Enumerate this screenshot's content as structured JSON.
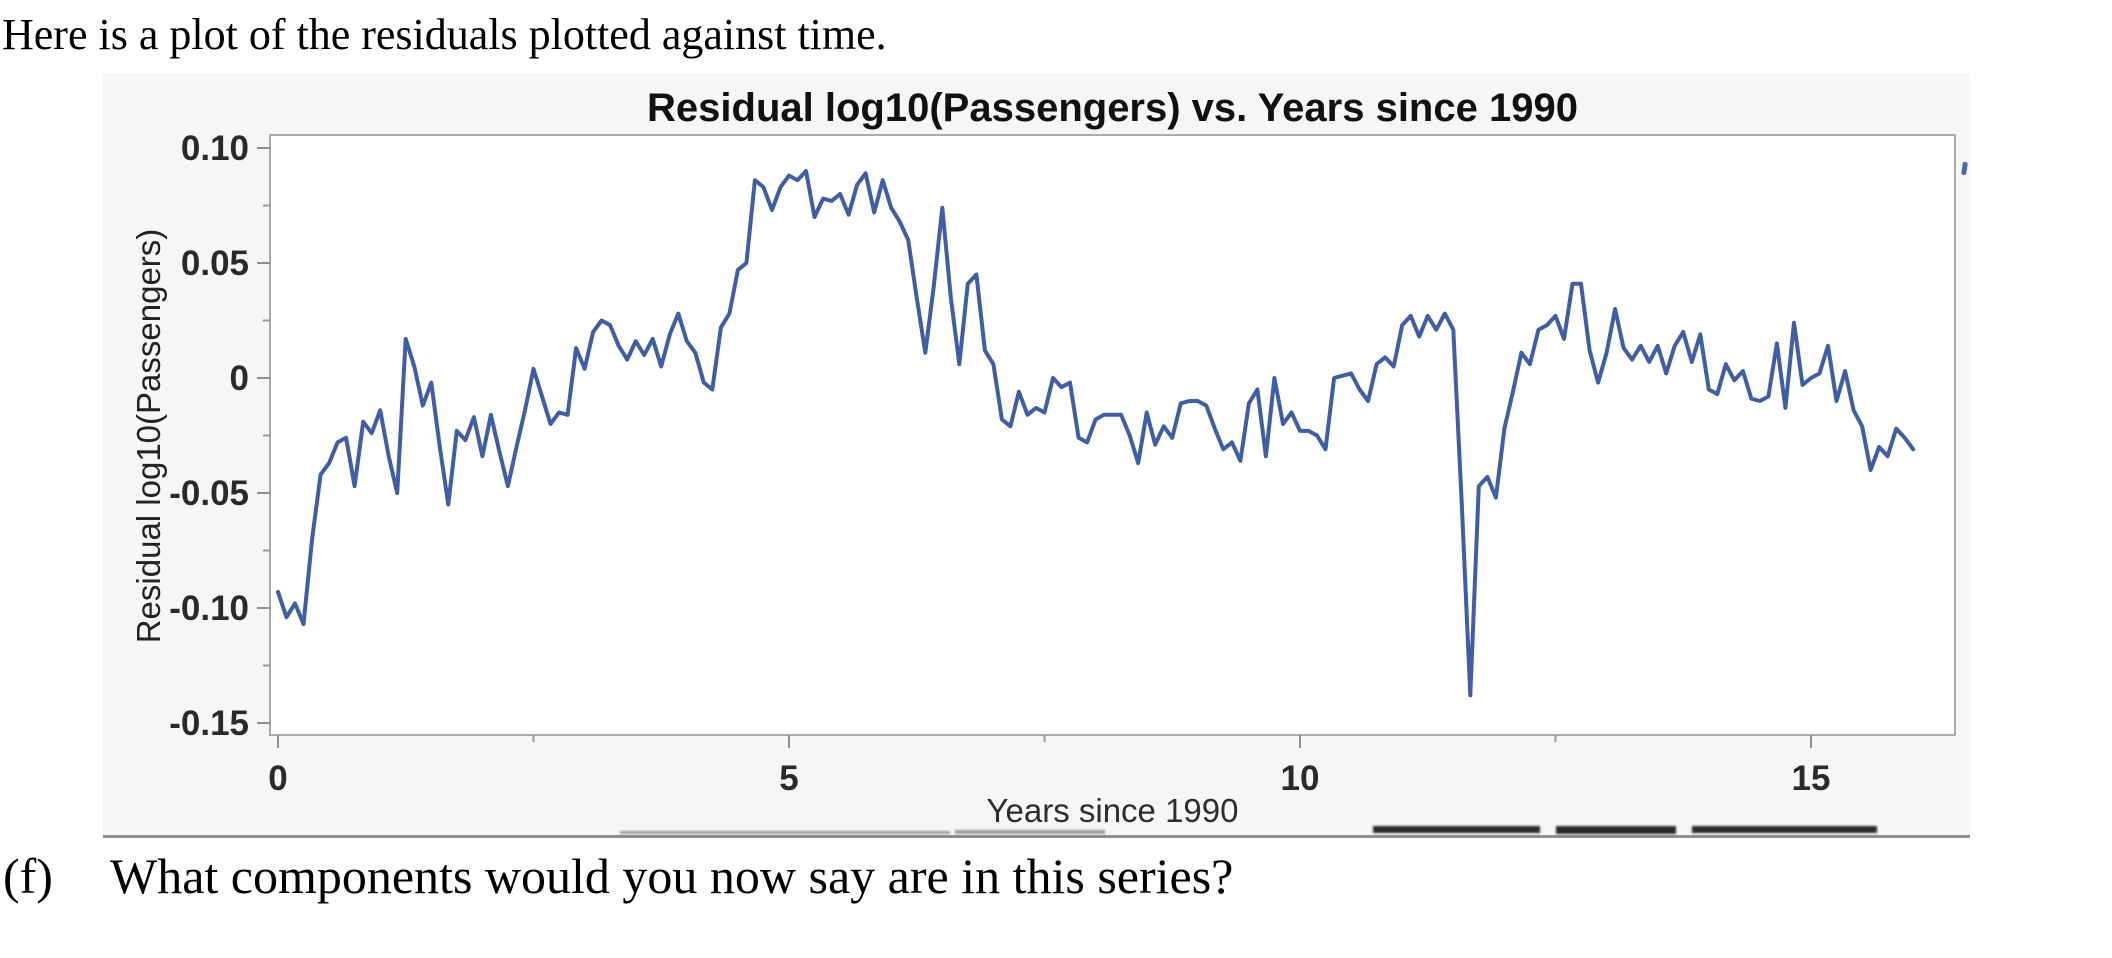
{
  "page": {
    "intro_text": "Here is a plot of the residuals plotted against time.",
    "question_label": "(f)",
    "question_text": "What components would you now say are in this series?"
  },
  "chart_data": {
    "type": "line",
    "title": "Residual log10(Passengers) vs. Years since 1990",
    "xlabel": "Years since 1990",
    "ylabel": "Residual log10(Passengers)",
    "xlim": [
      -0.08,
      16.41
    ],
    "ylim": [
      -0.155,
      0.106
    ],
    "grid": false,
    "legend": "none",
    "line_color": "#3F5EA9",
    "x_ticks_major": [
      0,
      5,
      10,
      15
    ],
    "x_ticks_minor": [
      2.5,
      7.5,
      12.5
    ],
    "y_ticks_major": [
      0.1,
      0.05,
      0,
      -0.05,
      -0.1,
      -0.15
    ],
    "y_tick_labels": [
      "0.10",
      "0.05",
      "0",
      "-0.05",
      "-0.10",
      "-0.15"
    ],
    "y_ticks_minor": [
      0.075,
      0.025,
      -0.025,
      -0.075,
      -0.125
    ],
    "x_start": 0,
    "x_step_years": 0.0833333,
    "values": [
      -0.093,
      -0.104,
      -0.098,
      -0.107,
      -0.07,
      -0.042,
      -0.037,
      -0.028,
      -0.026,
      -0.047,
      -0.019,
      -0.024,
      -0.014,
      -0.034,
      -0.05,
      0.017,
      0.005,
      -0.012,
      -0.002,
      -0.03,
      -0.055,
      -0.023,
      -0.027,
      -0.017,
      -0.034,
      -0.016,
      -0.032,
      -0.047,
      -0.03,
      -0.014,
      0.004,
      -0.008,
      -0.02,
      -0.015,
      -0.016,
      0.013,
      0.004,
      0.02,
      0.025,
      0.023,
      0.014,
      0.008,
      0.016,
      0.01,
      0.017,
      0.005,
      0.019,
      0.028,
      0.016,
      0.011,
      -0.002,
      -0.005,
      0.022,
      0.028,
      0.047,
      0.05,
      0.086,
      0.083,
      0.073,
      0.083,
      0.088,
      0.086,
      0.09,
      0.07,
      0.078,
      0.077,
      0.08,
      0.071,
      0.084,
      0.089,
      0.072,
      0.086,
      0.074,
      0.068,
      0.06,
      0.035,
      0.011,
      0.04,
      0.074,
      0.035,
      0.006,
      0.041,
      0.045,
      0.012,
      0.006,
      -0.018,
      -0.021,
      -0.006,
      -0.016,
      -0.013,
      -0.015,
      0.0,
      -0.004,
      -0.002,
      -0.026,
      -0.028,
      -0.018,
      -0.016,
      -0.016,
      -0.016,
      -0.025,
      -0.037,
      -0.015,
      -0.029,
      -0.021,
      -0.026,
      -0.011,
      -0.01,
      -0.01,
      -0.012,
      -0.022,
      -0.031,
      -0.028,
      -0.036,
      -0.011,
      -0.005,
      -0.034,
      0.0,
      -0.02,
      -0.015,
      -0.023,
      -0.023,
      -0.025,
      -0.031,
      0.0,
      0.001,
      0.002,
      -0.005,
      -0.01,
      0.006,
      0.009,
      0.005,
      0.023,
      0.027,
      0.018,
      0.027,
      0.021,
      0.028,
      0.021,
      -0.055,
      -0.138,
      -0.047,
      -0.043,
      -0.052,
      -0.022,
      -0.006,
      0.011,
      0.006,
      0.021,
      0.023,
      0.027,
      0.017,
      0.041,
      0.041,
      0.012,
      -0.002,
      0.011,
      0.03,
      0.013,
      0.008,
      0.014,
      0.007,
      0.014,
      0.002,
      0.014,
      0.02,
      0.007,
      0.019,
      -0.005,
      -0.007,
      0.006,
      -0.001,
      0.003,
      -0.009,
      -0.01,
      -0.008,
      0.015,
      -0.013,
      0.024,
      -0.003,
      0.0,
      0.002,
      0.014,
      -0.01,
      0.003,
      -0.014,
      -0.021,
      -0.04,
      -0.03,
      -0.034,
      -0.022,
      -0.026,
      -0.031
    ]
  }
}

§ TASK INSTRUCTIONS:
Using the listing above, state the number of lines that hold "since", with no other text.

§ TASK ANSWER:
2